[Data records]
----
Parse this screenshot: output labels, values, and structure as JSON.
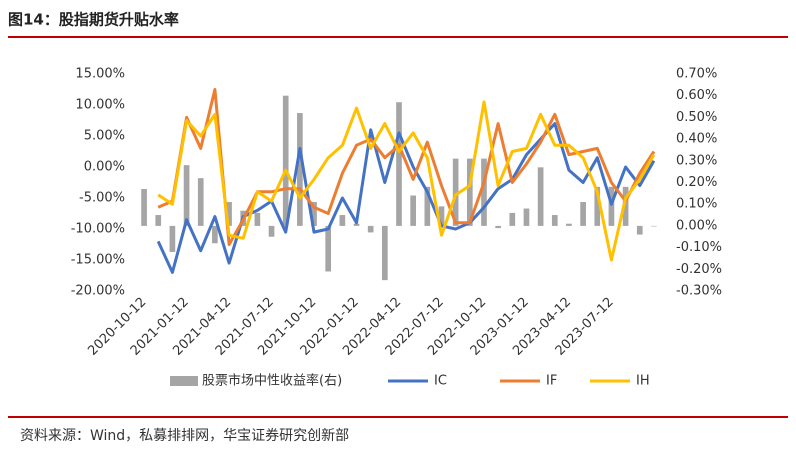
{
  "header": "图14：股指期货升贴水率",
  "source": "资料来源：Wind，私募排排网，华宝证券研究创新部",
  "chart_data": {
    "type": "combo",
    "categories": [
      "2020-10-12",
      null,
      null,
      "2021-01-12",
      null,
      null,
      "2021-04-12",
      null,
      null,
      "2021-07-12",
      null,
      null,
      "2021-10-12",
      null,
      null,
      "2022-01-12",
      null,
      null,
      "2022-04-12",
      null,
      null,
      "2022-07-12",
      null,
      null,
      "2022-10-12",
      null,
      null,
      "2023-01-12",
      null,
      null,
      "2023-04-12",
      null,
      null,
      "2023-07-12",
      null,
      null,
      null
    ],
    "series": [
      {
        "name": "股票市场中性收益率(右)",
        "type": "bar",
        "axis": "y2",
        "color": "#a5a5a5",
        "values": [
          0.17,
          0.05,
          -0.12,
          0.28,
          0.22,
          -0.08,
          0.11,
          0.07,
          0.06,
          -0.05,
          0.6,
          0.52,
          0.11,
          -0.21,
          0.05,
          0.01,
          -0.03,
          -0.25,
          0.57,
          0.14,
          0.18,
          0.09,
          0.31,
          0.31,
          0.31,
          -0.01,
          0.06,
          0.08,
          0.27,
          0.05,
          0.01,
          0.11,
          0.18,
          0.18,
          0.18,
          -0.04,
          0
        ]
      },
      {
        "name": "IC",
        "type": "line",
        "color": "#4472c4",
        "values": [
          null,
          -12,
          -17,
          -8.5,
          -13.5,
          -8,
          -15.5,
          -8,
          -7,
          -5.5,
          -10.5,
          3,
          -10.5,
          -10,
          -5,
          -9,
          6,
          -2.5,
          5.5,
          0,
          -4,
          -9.5,
          -10,
          -9,
          -6.5,
          -3.5,
          -2,
          2,
          4.5,
          7,
          -0.5,
          -2.5,
          1.5,
          -6,
          0,
          -3,
          1
        ]
      },
      {
        "name": "IF",
        "type": "line",
        "color": "#ed7d31",
        "values": [
          null,
          -6.5,
          -5.5,
          8,
          3,
          12.5,
          -12.5,
          -8.5,
          -4,
          -4,
          -3.5,
          -3.5,
          -6.5,
          -7.5,
          -1,
          3.5,
          4.5,
          1.5,
          3.5,
          -2,
          4,
          -3,
          -9,
          -9,
          -2.5,
          7,
          -2.5,
          0.5,
          4,
          8.5,
          2,
          2.5,
          3,
          -2.5,
          -5.5,
          -1,
          2.5
        ]
      },
      {
        "name": "IH",
        "type": "line",
        "color": "#ffc000",
        "values": [
          null,
          -4.5,
          -6,
          7.5,
          5,
          8.5,
          -11,
          -11.5,
          -4,
          -5.5,
          -0.5,
          -5,
          -2,
          1.5,
          3.5,
          9.5,
          3,
          7,
          2.5,
          5.5,
          1.5,
          -11,
          -4.5,
          -3,
          10.5,
          -3,
          2.5,
          3,
          8.5,
          3.5,
          3.5,
          1.5,
          -4,
          -15,
          -5,
          -2,
          2
        ]
      }
    ],
    "ylim": [
      -20,
      15
    ],
    "yticks": [
      {
        "value": -20,
        "label": "-20.00%"
      },
      {
        "value": -15,
        "label": "-15.00%"
      },
      {
        "value": -10,
        "label": "-10.00%"
      },
      {
        "value": -5,
        "label": "-5.00%"
      },
      {
        "value": 0,
        "label": "0.00%"
      },
      {
        "value": 5,
        "label": "5.00%"
      },
      {
        "value": 10,
        "label": "10.00%"
      },
      {
        "value": 15,
        "label": "15.00%"
      }
    ],
    "y2lim": [
      -0.3,
      0.7
    ],
    "y2ticks": [
      {
        "value": -0.3,
        "label": "-0.30%"
      },
      {
        "value": -0.2,
        "label": "-0.20%"
      },
      {
        "value": -0.1,
        "label": "-0.10%"
      },
      {
        "value": 0,
        "label": "0.00%"
      },
      {
        "value": 0.1,
        "label": "0.10%"
      },
      {
        "value": 0.2,
        "label": "0.20%"
      },
      {
        "value": 0.3,
        "label": "0.30%"
      },
      {
        "value": 0.4,
        "label": "0.40%"
      },
      {
        "value": 0.5,
        "label": "0.50%"
      },
      {
        "value": 0.6,
        "label": "0.60%"
      },
      {
        "value": 0.7,
        "label": "0.70%"
      }
    ],
    "legend": "bottom"
  }
}
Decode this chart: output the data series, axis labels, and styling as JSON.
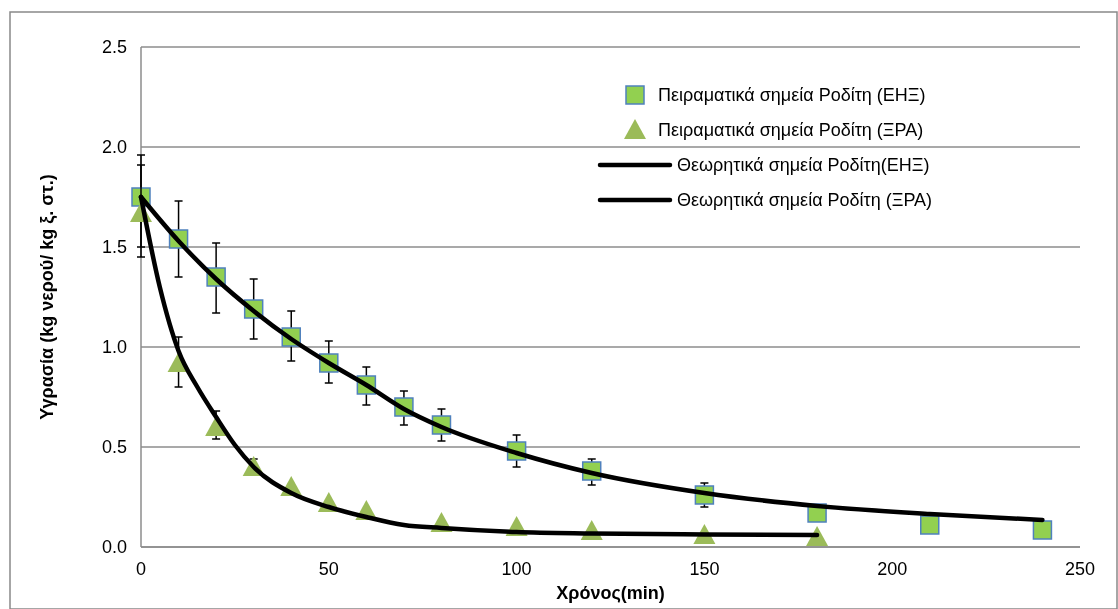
{
  "chart_data": {
    "type": "scatter",
    "xlabel": "Χρόνος(min)",
    "ylabel": "Υγρασία (kg νερού/ kg ξ. στ.)",
    "xlim": [
      0,
      250
    ],
    "xticks": [
      0,
      50,
      100,
      150,
      200,
      250
    ],
    "ylim": [
      0,
      2.5
    ],
    "yticks": [
      {
        "value": 0,
        "label": "0.0"
      },
      {
        "value": 0.5,
        "label": "0.5"
      },
      {
        "value": 1,
        "label": "1.0"
      },
      {
        "value": 1.5,
        "label": "1.5"
      },
      {
        "value": 2,
        "label": "2.0"
      },
      {
        "value": 2.5,
        "label": "2.5"
      }
    ],
    "grid": "y",
    "legend": "top right",
    "series": [
      {
        "name": "Πειραματικά σημεία Ροδίτη (ΕΗΞ)",
        "marker": "square",
        "color": "#92d050",
        "x": [
          0,
          10,
          20,
          30,
          40,
          50,
          60,
          70,
          80,
          100,
          120,
          150,
          180,
          210,
          240
        ],
        "values": [
          1.75,
          1.54,
          1.35,
          1.19,
          1.05,
          0.92,
          0.81,
          0.7,
          0.61,
          0.48,
          0.38,
          0.26,
          0.17,
          0.11,
          0.085
        ],
        "errors": [
          [
            1.45,
            1.96
          ],
          [
            1.35,
            1.73
          ],
          [
            1.17,
            1.52
          ],
          [
            1.04,
            1.34
          ],
          [
            0.93,
            1.18
          ],
          [
            0.82,
            1.03
          ],
          [
            0.71,
            0.9
          ],
          [
            0.61,
            0.78
          ],
          [
            0.53,
            0.69
          ],
          [
            0.4,
            0.56
          ],
          [
            0.31,
            0.44
          ],
          [
            0.2,
            0.32
          ],
          null,
          null,
          null
        ]
      },
      {
        "name": "Πειραματικά σημεία Ροδίτη (ΞΡΑ)",
        "marker": "triangle",
        "color": "#9bbb59",
        "x": [
          0,
          10,
          20,
          30,
          40,
          50,
          60,
          80,
          100,
          120,
          150,
          180
        ],
        "values": [
          1.67,
          0.92,
          0.6,
          0.4,
          0.3,
          0.22,
          0.18,
          0.12,
          0.1,
          0.08,
          0.06,
          0.05
        ],
        "errors": [
          [
            1.5,
            1.91
          ],
          [
            0.8,
            1.05
          ],
          [
            0.54,
            0.68
          ],
          [
            0.36,
            0.44
          ],
          null,
          null,
          null,
          null,
          null,
          null,
          null,
          null
        ]
      },
      {
        "name": "Θεωρητικά σημεία Ροδίτη(ΕΗΞ)",
        "type": "line",
        "marker": "none",
        "line_style": "solid",
        "color": "#000000",
        "x": [
          0,
          10,
          20,
          30,
          40,
          50,
          60,
          70,
          80,
          100,
          120,
          150,
          180,
          210,
          240
        ],
        "values": [
          1.75,
          1.53,
          1.34,
          1.18,
          1.04,
          0.92,
          0.81,
          0.69,
          0.6,
          0.47,
          0.37,
          0.27,
          0.205,
          0.165,
          0.135
        ]
      },
      {
        "name": "Θεωρητικά σημεία Ροδίτη (ΞΡΑ)",
        "type": "line",
        "marker": "none",
        "line_style": "solid",
        "color": "#000000",
        "x": [
          0,
          5,
          10,
          15,
          20,
          25,
          30,
          40,
          50,
          60,
          70,
          80,
          100,
          120,
          150,
          180
        ],
        "values": [
          1.75,
          1.3,
          0.98,
          0.8,
          0.65,
          0.51,
          0.4,
          0.27,
          0.2,
          0.15,
          0.11,
          0.095,
          0.075,
          0.068,
          0.063,
          0.06
        ]
      }
    ]
  }
}
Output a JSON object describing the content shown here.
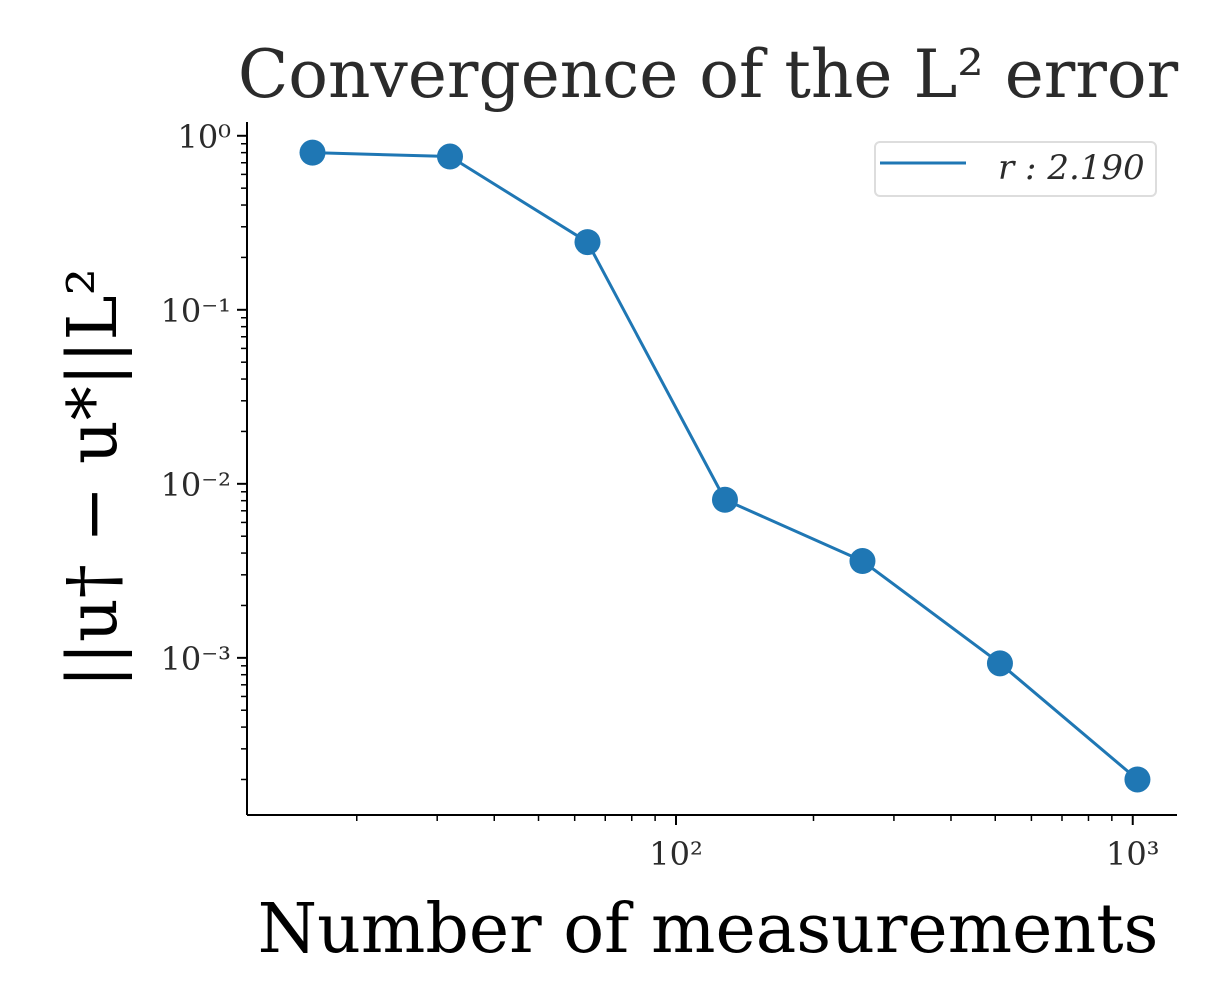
{
  "chart_data": {
    "type": "line",
    "title": "Convergence of the L² error",
    "xlabel": "Number of measurements",
    "ylabel": "||u† − u*||L²",
    "x_scale": "log",
    "y_scale": "log",
    "xlim": [
      11.5,
      1250
    ],
    "ylim": [
      0.000125,
      1.2
    ],
    "x_tick_labels": [
      "10²",
      "10³"
    ],
    "x_tick_values": [
      100,
      1000
    ],
    "y_tick_labels": [
      "10⁰",
      "10⁻¹",
      "10⁻²",
      "10⁻³"
    ],
    "y_tick_values": [
      1,
      0.1,
      0.01,
      0.001
    ],
    "legend_position": "top-right",
    "grid": false,
    "series": [
      {
        "name": "r : 2.190",
        "color": "#1f77b4",
        "marker": "circle",
        "x": [
          16,
          32,
          64,
          128,
          256,
          512,
          1024
        ],
        "y": [
          0.8,
          0.76,
          0.245,
          0.0081,
          0.0036,
          0.00093,
          0.0002
        ]
      }
    ]
  }
}
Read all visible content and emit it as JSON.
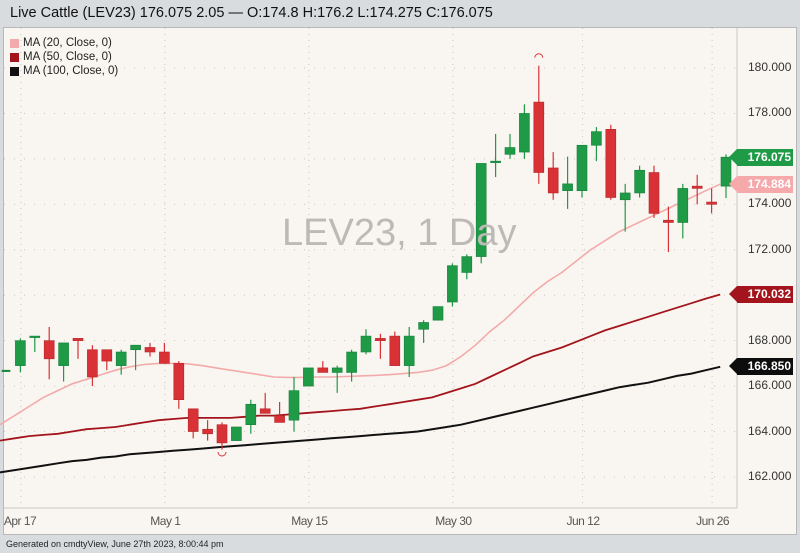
{
  "title_bar": {
    "text": "Live Cattle (LEV23) 176.075 2.05 — O:174.8 H:176.2 L:174.275 C:176.075"
  },
  "legend": [
    {
      "label": "MA (20, Close, 0)",
      "color": "#f2aaaa"
    },
    {
      "label": "MA (50, Close, 0)",
      "color": "#a3141c"
    },
    {
      "label": "MA (100, Close, 0)",
      "color": "#111111"
    }
  ],
  "watermark": "LEV23, 1 Day",
  "footer": "Generated on cmdtyView, June 27th 2023, 8:00:44 pm",
  "price_tags": [
    {
      "label": "176.075",
      "color": "#1f9a46",
      "price": 176.075
    },
    {
      "label": "174.884",
      "color": "#f5a9ab",
      "price": 174.884
    },
    {
      "label": "170.032",
      "color": "#a3141c",
      "price": 170.032
    },
    {
      "label": "166.850",
      "color": "#0d0d0d",
      "price": 166.85
    }
  ],
  "colors": {
    "up": "#1f9a46",
    "down": "#d83236",
    "ma20": "#f2aaaa",
    "ma50": "#a3141c",
    "ma100": "#111111",
    "grid": "#c9c6c0"
  },
  "chart_data": {
    "type": "candlestick",
    "title": "Live Cattle (LEV23)",
    "subtitle": "LEV23, 1 Day",
    "xlabel": "",
    "ylabel": "",
    "ylim": [
      161.0,
      181.0
    ],
    "y_ticks": [
      162.0,
      164.0,
      166.0,
      168.0,
      170.0,
      172.0,
      174.0,
      176.0,
      178.0,
      180.0
    ],
    "x_tick_labels": [
      {
        "label": "Apr 17",
        "index": 1
      },
      {
        "label": "May 1",
        "index": 11
      },
      {
        "label": "May 15",
        "index": 21
      },
      {
        "label": "May 30",
        "index": 31
      },
      {
        "label": "Jun 12",
        "index": 40
      },
      {
        "label": "Jun 26",
        "index": 49
      }
    ],
    "grid": true,
    "legend_position": "top-left",
    "last": {
      "open": 174.8,
      "high": 176.2,
      "low": 174.275,
      "close": 176.075,
      "change": 2.05
    },
    "candles": [
      {
        "o": 166.7,
        "h": 166.7,
        "l": 166.7,
        "c": 166.7
      },
      {
        "o": 166.9,
        "h": 168.1,
        "l": 166.6,
        "c": 168.0
      },
      {
        "o": 168.2,
        "h": 168.2,
        "l": 167.5,
        "c": 168.2
      },
      {
        "o": 168.0,
        "h": 168.6,
        "l": 166.3,
        "c": 167.2
      },
      {
        "o": 166.9,
        "h": 167.9,
        "l": 166.2,
        "c": 167.9
      },
      {
        "o": 168.1,
        "h": 168.1,
        "l": 167.2,
        "c": 168.0
      },
      {
        "o": 167.6,
        "h": 167.8,
        "l": 166.0,
        "c": 166.4
      },
      {
        "o": 167.6,
        "h": 167.6,
        "l": 166.7,
        "c": 167.1
      },
      {
        "o": 166.9,
        "h": 167.6,
        "l": 166.5,
        "c": 167.5
      },
      {
        "o": 167.6,
        "h": 167.8,
        "l": 166.7,
        "c": 167.8
      },
      {
        "o": 167.7,
        "h": 167.9,
        "l": 167.3,
        "c": 167.5
      },
      {
        "o": 167.5,
        "h": 167.9,
        "l": 167.0,
        "c": 167.0
      },
      {
        "o": 167.0,
        "h": 167.1,
        "l": 165.0,
        "c": 165.4
      },
      {
        "o": 165.0,
        "h": 165.0,
        "l": 163.7,
        "c": 164.0
      },
      {
        "o": 164.1,
        "h": 164.5,
        "l": 163.6,
        "c": 163.9
      },
      {
        "o": 164.3,
        "h": 164.4,
        "l": 163.2,
        "c": 163.5
      },
      {
        "o": 163.6,
        "h": 164.2,
        "l": 163.6,
        "c": 164.2
      },
      {
        "o": 164.3,
        "h": 165.4,
        "l": 163.9,
        "c": 165.2
      },
      {
        "o": 165.0,
        "h": 165.7,
        "l": 164.9,
        "c": 164.8
      },
      {
        "o": 164.7,
        "h": 165.3,
        "l": 164.5,
        "c": 164.4
      },
      {
        "o": 164.5,
        "h": 166.4,
        "l": 164.0,
        "c": 165.8
      },
      {
        "o": 166.0,
        "h": 166.8,
        "l": 166.1,
        "c": 166.8
      },
      {
        "o": 166.8,
        "h": 167.1,
        "l": 166.6,
        "c": 166.6
      },
      {
        "o": 166.6,
        "h": 166.9,
        "l": 165.7,
        "c": 166.8
      },
      {
        "o": 166.6,
        "h": 167.6,
        "l": 166.2,
        "c": 167.5
      },
      {
        "o": 167.5,
        "h": 168.5,
        "l": 167.4,
        "c": 168.2
      },
      {
        "o": 168.1,
        "h": 168.3,
        "l": 167.2,
        "c": 168.0
      },
      {
        "o": 168.2,
        "h": 168.4,
        "l": 166.9,
        "c": 166.9
      },
      {
        "o": 166.9,
        "h": 168.6,
        "l": 166.4,
        "c": 168.2
      },
      {
        "o": 168.5,
        "h": 168.9,
        "l": 167.9,
        "c": 168.8
      },
      {
        "o": 168.9,
        "h": 169.5,
        "l": 168.9,
        "c": 169.5
      },
      {
        "o": 169.7,
        "h": 171.4,
        "l": 169.5,
        "c": 171.3
      },
      {
        "o": 171.0,
        "h": 171.8,
        "l": 170.7,
        "c": 171.7
      },
      {
        "o": 171.7,
        "h": 175.8,
        "l": 171.4,
        "c": 175.8
      },
      {
        "o": 175.9,
        "h": 177.1,
        "l": 175.2,
        "c": 175.9
      },
      {
        "o": 176.2,
        "h": 177.1,
        "l": 176.0,
        "c": 176.5
      },
      {
        "o": 176.3,
        "h": 178.4,
        "l": 176.0,
        "c": 178.0
      },
      {
        "o": 178.5,
        "h": 180.1,
        "l": 174.9,
        "c": 175.4
      },
      {
        "o": 175.6,
        "h": 176.3,
        "l": 174.2,
        "c": 174.5
      },
      {
        "o": 174.6,
        "h": 176.1,
        "l": 173.8,
        "c": 174.9
      },
      {
        "o": 174.6,
        "h": 176.6,
        "l": 174.3,
        "c": 176.6
      },
      {
        "o": 176.6,
        "h": 177.4,
        "l": 175.9,
        "c": 177.2
      },
      {
        "o": 177.3,
        "h": 177.5,
        "l": 174.2,
        "c": 174.3
      },
      {
        "o": 174.2,
        "h": 174.9,
        "l": 172.8,
        "c": 174.5
      },
      {
        "o": 174.5,
        "h": 175.7,
        "l": 174.3,
        "c": 175.5
      },
      {
        "o": 175.4,
        "h": 175.7,
        "l": 173.4,
        "c": 173.6
      },
      {
        "o": 173.3,
        "h": 173.9,
        "l": 171.9,
        "c": 173.2
      },
      {
        "o": 173.2,
        "h": 174.9,
        "l": 172.5,
        "c": 174.7
      },
      {
        "o": 174.8,
        "h": 175.3,
        "l": 174.0,
        "c": 174.7
      },
      {
        "o": 174.1,
        "h": 174.7,
        "l": 173.6,
        "c": 174.0
      },
      {
        "o": 174.8,
        "h": 176.2,
        "l": 174.275,
        "c": 176.075
      }
    ],
    "series": [
      {
        "name": "MA (20, Close, 0)",
        "values": [
          164.3,
          164.7,
          165.1,
          165.5,
          165.8,
          166.1,
          166.3,
          166.5,
          166.7,
          166.85,
          166.95,
          167.0,
          167.0,
          166.98,
          166.9,
          166.8,
          166.7,
          166.6,
          166.5,
          166.4,
          166.38,
          166.38,
          166.4,
          166.4,
          166.42,
          166.45,
          166.47,
          166.5,
          166.55,
          166.6,
          166.7,
          166.9,
          167.3,
          167.8,
          168.4,
          168.9,
          169.5,
          170.1,
          170.6,
          171.0,
          171.5,
          172.0,
          172.4,
          172.8,
          173.1,
          173.4,
          173.7,
          174.0,
          174.3,
          174.6,
          174.884
        ]
      },
      {
        "name": "MA (50, Close, 0)",
        "values": [
          163.6,
          163.7,
          163.8,
          163.85,
          163.9,
          164.0,
          164.1,
          164.15,
          164.2,
          164.3,
          164.4,
          164.5,
          164.55,
          164.6,
          164.6,
          164.6,
          164.6,
          164.65,
          164.7,
          164.7,
          164.75,
          164.8,
          164.85,
          164.9,
          164.95,
          165.0,
          165.1,
          165.2,
          165.3,
          165.4,
          165.5,
          165.7,
          165.9,
          166.1,
          166.4,
          166.7,
          167.0,
          167.3,
          167.5,
          167.7,
          167.95,
          168.2,
          168.45,
          168.65,
          168.85,
          169.05,
          169.25,
          169.45,
          169.65,
          169.85,
          170.032
        ]
      },
      {
        "name": "MA (100, Close, 0)",
        "values": [
          162.2,
          162.3,
          162.4,
          162.5,
          162.6,
          162.7,
          162.75,
          162.85,
          162.9,
          163.0,
          163.05,
          163.1,
          163.15,
          163.2,
          163.25,
          163.3,
          163.35,
          163.4,
          163.45,
          163.5,
          163.55,
          163.6,
          163.65,
          163.7,
          163.75,
          163.8,
          163.85,
          163.9,
          163.95,
          164.0,
          164.1,
          164.2,
          164.3,
          164.45,
          164.6,
          164.75,
          164.9,
          165.05,
          165.2,
          165.35,
          165.5,
          165.65,
          165.8,
          165.95,
          166.05,
          166.15,
          166.3,
          166.45,
          166.55,
          166.7,
          166.85
        ]
      }
    ]
  }
}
----
Extract from the data every line where "ylabel" shows up.

    "ylabel": "Υγρασία (kg νερού/ kg ξ. στ.)",
    "ylabel": "||u† − u*||L²",
    "ylabel": "",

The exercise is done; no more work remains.